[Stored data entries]
-.-.-
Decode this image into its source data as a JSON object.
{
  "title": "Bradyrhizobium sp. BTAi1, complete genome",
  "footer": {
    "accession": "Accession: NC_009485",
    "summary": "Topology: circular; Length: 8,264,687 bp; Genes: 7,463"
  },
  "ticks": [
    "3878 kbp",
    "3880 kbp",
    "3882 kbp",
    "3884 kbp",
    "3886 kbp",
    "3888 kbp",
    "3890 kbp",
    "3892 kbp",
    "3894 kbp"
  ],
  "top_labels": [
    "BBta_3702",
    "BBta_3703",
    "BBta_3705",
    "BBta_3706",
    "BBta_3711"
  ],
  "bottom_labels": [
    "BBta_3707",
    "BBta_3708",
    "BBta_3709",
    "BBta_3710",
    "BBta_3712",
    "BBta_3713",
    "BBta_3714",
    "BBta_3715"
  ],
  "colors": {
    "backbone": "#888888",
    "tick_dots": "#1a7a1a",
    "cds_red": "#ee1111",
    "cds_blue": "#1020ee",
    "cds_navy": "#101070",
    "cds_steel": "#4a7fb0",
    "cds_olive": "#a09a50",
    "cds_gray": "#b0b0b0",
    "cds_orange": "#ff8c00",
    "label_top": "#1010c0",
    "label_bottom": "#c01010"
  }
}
-.-.-
Work required :: Using the data above, repeat every line exactly.

Task solution ::
Decode this image into its source data as a JSON object.
{
  "title": "Bradyrhizobium sp. BTAi1, complete genome",
  "footer": {
    "accession": "Accession: NC_009485",
    "summary": "Topology: circular; Length: 8,264,687 bp; Genes: 7,463"
  },
  "ticks": [
    "3878 kbp",
    "3880 kbp",
    "3882 kbp",
    "3884 kbp",
    "3886 kbp",
    "3888 kbp",
    "3890 kbp",
    "3892 kbp",
    "3894 kbp"
  ],
  "top_labels": [
    "BBta_3702",
    "BBta_3703",
    "BBta_3705",
    "BBta_3706",
    "BBta_3711"
  ],
  "bottom_labels": [
    "BBta_3707",
    "BBta_3708",
    "BBta_3709",
    "BBta_3710",
    "BBta_3712",
    "BBta_3713",
    "BBta_3714",
    "BBta_3715"
  ],
  "colors": {
    "backbone": "#888888",
    "tick_dots": "#1a7a1a",
    "cds_red": "#ee1111",
    "cds_blue": "#1020ee",
    "cds_navy": "#101070",
    "cds_steel": "#4a7fb0",
    "cds_olive": "#a09a50",
    "cds_gray": "#b0b0b0",
    "cds_orange": "#ff8c00",
    "label_top": "#1010c0",
    "label_bottom": "#c01010"
  }
}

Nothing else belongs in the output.